▸ Exercise description
Go through the entries below and retype them exactly, omitting each picture.

[Extracted data entries]
::::::::::

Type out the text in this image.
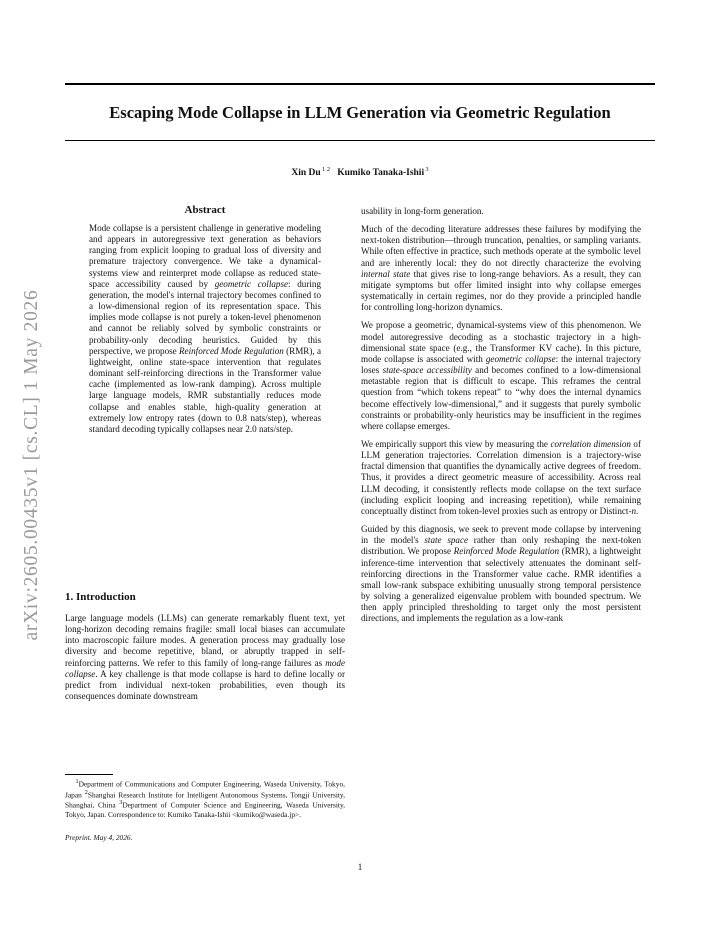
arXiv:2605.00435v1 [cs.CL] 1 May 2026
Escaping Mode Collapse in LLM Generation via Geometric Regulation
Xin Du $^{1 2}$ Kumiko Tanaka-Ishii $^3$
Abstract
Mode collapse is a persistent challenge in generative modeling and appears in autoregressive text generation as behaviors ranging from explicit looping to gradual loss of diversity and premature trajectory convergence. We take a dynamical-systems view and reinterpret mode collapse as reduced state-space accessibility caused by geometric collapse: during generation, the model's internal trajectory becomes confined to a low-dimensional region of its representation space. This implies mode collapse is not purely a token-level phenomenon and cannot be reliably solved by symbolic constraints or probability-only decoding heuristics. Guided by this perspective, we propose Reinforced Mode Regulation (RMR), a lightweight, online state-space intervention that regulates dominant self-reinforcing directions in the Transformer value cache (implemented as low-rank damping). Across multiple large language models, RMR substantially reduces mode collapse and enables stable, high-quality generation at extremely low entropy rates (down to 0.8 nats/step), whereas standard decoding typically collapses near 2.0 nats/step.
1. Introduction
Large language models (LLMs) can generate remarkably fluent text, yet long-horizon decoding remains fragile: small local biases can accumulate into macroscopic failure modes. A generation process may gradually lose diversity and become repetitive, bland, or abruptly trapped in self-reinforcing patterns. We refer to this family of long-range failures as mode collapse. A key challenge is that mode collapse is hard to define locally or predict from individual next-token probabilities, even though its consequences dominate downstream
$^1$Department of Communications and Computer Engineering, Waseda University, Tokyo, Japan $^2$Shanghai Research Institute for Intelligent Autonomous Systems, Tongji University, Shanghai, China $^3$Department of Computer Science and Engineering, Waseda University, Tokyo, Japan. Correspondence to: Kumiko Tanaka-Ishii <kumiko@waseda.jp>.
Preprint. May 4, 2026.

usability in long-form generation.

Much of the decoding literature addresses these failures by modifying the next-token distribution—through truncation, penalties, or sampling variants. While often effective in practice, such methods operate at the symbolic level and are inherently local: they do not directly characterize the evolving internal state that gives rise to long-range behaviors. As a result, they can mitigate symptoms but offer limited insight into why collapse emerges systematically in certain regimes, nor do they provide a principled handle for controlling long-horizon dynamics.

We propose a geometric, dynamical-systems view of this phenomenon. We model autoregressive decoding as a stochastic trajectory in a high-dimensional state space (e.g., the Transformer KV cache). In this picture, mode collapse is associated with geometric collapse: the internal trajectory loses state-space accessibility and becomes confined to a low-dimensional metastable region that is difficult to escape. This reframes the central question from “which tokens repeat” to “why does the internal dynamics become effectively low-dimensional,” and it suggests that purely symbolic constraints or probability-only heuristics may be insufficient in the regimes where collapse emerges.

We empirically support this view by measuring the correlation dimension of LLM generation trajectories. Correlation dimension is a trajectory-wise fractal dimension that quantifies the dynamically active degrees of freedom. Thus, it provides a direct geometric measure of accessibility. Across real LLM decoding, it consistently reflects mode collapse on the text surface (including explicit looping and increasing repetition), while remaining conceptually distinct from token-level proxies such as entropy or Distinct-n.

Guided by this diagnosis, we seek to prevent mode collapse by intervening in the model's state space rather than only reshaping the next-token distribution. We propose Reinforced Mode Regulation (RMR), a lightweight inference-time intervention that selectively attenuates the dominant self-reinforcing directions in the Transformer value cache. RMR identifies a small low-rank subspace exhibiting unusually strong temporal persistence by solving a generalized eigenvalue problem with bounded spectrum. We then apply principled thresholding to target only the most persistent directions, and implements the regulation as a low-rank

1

::::::::::

▸ The completed task
Type out the text in this image.
arXiv:2605.00435v1 [cs.CL] 1 May 2026
Escaping Mode Collapse in LLM Generation via Geometric Regulation
Xin Du $^{1 2}$ Kumiko Tanaka-Ishii $^3$
Abstract
Mode collapse is a persistent challenge in generative modeling and appears in autoregressive text generation as behaviors ranging from explicit looping to gradual loss of diversity and premature trajectory convergence. We take a dynamical-systems view and reinterpret mode collapse as reduced state-space accessibility caused by geometric collapse: during generation, the model's internal trajectory becomes confined to a low-dimensional region of its representation space. This implies mode collapse is not purely a token-level phenomenon and cannot be reliably solved by symbolic constraints or probability-only decoding heuristics. Guided by this perspective, we propose Reinforced Mode Regulation (RMR), a lightweight, online state-space intervention that regulates dominant self-reinforcing directions in the Transformer value cache (implemented as low-rank damping). Across multiple large language models, RMR substantially reduces mode collapse and enables stable, high-quality generation at extremely low entropy rates (down to 0.8 nats/step), whereas standard decoding typically collapses near 2.0 nats/step.
1. Introduction
Large language models (LLMs) can generate remarkably fluent text, yet long-horizon decoding remains fragile: small local biases can accumulate into macroscopic failure modes. A generation process may gradually lose diversity and become repetitive, bland, or abruptly trapped in self-reinforcing patterns. We refer to this family of long-range failures as mode collapse. A key challenge is that mode collapse is hard to define locally or predict from individual next-token probabilities, even though its consequences dominate downstream
$^1$Department of Communications and Computer Engineering, Waseda University, Tokyo, Japan $^2$Shanghai Research Institute for Intelligent Autonomous Systems, Tongji University, Shanghai, China $^3$Department of Computer Science and Engineering, Waseda University, Tokyo, Japan. Correspondence to: Kumiko Tanaka-Ishii <kumiko@waseda.jp>.
Preprint. May 4, 2026.

usability in long-form generation.

Much of the decoding literature addresses these failures by modifying the next-token distribution—through truncation, penalties, or sampling variants. While often effective in practice, such methods operate at the symbolic level and are inherently local: they do not directly characterize the evolving internal state that gives rise to long-range behaviors. As a result, they can mitigate symptoms but offer limited insight into why collapse emerges systematically in certain regimes, nor do they provide a principled handle for controlling long-horizon dynamics.

We propose a geometric, dynamical-systems view of this phenomenon. We model autoregressive decoding as a stochastic trajectory in a high-dimensional state space (e.g., the Transformer KV cache). In this picture, mode collapse is associated with geometric collapse: the internal trajectory loses state-space accessibility and becomes confined to a low-dimensional metastable region that is difficult to escape. This reframes the central question from “which tokens repeat” to “why does the internal dynamics become effectively low-dimensional,” and it suggests that purely symbolic constraints or probability-only heuristics may be insufficient in the regimes where collapse emerges.

We empirically support this view by measuring the correlation dimension of LLM generation trajectories. Correlation dimension is a trajectory-wise fractal dimension that quantifies the dynamically active degrees of freedom. Thus, it provides a direct geometric measure of accessibility. Across real LLM decoding, it consistently reflects mode collapse on the text surface (including explicit looping and increasing repetition), while remaining conceptually distinct from token-level proxies such as entropy or Distinct-n.

Guided by this diagnosis, we seek to prevent mode collapse by intervening in the model's state space rather than only reshaping the next-token distribution. We propose Reinforced Mode Regulation (RMR), a lightweight inference-time intervention that selectively attenuates the dominant self-reinforcing directions in the Transformer value cache. RMR identifies a small low-rank subspace exhibiting unusually strong temporal persistence by solving a generalized eigenvalue problem with bounded spectrum. We then apply principled thresholding to target only the most persistent directions, and implements the regulation as a low-rank

1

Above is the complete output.